INFORMATION SUPPLIED:
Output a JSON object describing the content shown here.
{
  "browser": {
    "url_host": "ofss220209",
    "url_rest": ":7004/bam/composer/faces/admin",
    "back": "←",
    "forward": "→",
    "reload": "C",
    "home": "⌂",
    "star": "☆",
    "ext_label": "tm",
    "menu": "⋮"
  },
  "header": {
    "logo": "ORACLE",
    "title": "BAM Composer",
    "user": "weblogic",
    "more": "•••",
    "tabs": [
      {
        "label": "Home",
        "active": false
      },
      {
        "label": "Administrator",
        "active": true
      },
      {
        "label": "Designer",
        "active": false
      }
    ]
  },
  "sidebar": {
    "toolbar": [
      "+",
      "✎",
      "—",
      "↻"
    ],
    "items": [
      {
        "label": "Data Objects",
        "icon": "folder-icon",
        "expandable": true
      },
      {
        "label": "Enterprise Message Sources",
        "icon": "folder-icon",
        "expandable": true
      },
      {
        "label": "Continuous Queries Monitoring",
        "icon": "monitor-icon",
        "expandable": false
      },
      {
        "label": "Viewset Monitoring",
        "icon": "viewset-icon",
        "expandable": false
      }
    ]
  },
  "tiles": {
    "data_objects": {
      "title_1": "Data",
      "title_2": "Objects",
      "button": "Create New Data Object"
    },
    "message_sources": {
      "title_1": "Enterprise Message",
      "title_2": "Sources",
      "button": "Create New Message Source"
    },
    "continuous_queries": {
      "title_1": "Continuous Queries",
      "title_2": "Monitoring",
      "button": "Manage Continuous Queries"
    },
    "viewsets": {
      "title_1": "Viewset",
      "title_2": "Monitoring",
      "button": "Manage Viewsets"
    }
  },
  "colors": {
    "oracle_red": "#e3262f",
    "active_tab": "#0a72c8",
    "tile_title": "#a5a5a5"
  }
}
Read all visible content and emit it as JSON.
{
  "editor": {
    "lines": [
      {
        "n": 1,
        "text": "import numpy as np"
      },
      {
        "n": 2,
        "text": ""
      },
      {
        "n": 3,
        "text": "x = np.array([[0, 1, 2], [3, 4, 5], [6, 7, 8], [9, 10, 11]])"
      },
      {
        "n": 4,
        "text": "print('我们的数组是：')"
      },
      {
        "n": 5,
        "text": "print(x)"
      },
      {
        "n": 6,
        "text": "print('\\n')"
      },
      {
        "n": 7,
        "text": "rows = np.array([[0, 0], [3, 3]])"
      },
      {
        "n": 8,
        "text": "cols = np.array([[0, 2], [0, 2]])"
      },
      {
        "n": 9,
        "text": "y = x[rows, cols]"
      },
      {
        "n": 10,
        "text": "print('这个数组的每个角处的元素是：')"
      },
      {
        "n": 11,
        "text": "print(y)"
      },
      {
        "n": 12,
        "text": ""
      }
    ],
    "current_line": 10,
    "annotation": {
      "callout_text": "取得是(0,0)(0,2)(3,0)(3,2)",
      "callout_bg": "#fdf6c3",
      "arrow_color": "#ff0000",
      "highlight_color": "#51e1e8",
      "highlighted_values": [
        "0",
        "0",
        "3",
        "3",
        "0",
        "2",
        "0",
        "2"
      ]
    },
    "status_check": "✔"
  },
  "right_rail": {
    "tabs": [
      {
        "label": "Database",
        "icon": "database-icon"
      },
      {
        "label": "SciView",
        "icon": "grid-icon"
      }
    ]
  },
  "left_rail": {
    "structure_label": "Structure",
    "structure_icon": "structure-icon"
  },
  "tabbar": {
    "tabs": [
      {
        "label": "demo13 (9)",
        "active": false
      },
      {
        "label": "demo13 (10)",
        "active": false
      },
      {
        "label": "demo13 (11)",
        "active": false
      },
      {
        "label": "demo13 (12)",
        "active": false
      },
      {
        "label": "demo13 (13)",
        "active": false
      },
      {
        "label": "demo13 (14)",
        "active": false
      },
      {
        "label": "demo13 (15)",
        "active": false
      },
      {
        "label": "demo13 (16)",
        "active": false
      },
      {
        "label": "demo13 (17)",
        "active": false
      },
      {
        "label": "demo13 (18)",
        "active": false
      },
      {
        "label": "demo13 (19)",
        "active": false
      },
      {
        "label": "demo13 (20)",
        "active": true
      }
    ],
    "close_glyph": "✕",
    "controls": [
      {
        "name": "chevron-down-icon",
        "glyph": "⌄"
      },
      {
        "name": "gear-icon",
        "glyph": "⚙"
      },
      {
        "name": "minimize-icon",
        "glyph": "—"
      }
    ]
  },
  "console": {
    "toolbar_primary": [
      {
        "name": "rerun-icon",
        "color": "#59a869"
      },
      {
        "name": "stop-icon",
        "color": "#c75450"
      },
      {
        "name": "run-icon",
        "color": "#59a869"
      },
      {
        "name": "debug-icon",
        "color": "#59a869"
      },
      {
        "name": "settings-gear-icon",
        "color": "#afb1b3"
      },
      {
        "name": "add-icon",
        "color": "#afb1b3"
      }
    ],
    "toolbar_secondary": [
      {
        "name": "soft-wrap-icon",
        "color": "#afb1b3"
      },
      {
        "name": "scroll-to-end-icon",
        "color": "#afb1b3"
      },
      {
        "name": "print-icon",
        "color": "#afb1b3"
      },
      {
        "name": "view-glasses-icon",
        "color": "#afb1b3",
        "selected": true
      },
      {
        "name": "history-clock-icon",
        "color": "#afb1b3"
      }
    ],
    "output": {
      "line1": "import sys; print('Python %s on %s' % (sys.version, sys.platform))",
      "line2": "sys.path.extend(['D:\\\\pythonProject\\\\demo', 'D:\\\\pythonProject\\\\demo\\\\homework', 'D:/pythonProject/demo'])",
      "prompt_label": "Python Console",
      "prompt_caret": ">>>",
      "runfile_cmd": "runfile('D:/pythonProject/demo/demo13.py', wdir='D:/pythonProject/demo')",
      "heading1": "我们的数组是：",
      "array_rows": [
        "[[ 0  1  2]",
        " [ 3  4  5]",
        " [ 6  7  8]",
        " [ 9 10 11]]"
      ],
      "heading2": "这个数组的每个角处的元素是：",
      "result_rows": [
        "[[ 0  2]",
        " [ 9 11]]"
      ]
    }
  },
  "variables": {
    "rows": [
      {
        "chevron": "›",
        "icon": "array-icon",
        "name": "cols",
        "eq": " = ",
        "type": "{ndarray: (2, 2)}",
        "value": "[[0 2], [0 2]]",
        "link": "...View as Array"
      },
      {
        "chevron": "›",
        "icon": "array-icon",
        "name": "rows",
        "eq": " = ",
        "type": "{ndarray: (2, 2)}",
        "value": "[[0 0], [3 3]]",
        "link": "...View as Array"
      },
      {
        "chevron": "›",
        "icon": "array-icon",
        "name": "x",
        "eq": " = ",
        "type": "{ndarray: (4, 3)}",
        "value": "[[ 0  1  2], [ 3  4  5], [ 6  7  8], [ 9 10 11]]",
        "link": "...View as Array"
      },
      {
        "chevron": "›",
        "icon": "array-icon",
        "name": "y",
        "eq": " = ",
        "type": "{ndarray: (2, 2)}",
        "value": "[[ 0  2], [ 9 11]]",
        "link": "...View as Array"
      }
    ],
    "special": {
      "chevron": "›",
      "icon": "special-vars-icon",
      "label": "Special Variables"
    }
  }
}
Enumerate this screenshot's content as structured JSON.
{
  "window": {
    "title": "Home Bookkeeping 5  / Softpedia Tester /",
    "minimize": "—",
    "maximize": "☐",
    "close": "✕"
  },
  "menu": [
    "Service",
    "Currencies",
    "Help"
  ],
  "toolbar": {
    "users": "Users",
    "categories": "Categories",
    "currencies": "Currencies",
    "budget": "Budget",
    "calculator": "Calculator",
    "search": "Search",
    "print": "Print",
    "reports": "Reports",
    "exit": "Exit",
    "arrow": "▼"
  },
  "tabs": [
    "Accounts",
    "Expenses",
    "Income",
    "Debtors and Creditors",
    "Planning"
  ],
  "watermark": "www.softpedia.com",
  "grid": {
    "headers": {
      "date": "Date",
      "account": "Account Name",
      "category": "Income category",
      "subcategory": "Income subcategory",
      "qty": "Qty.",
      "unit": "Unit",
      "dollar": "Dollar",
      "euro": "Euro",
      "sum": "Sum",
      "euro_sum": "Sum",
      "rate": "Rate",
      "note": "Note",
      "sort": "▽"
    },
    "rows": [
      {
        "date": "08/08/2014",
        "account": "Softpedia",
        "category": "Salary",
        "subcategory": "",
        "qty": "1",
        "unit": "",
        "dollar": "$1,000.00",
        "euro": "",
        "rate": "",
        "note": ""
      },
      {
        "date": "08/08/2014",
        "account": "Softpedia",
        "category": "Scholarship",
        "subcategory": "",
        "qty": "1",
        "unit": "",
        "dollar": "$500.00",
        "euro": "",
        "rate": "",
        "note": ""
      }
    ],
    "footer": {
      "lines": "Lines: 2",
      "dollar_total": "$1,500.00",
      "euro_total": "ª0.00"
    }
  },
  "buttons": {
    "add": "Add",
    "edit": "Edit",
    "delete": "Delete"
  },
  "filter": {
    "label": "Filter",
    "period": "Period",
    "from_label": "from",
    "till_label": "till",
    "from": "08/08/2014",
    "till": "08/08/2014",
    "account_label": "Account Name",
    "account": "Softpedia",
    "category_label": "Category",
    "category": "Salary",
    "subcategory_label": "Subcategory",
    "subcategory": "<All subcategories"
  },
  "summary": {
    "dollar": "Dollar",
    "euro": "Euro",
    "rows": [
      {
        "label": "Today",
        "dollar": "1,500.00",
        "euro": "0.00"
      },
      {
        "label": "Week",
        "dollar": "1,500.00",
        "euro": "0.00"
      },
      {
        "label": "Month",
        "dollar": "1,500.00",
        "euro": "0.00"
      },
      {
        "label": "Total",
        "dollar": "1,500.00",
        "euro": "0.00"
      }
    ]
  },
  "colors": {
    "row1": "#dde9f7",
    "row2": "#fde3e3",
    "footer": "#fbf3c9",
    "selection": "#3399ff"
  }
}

WORK REQUIRED: Filter the entries down to the lines containing "这个数组的每个角处的元素是". Copy each of those lines.

EXERCISE ANSWER:
        "text": "print('这个数组的每个角处的元素是：')"
      "heading2": "这个数组的每个角处的元素是：",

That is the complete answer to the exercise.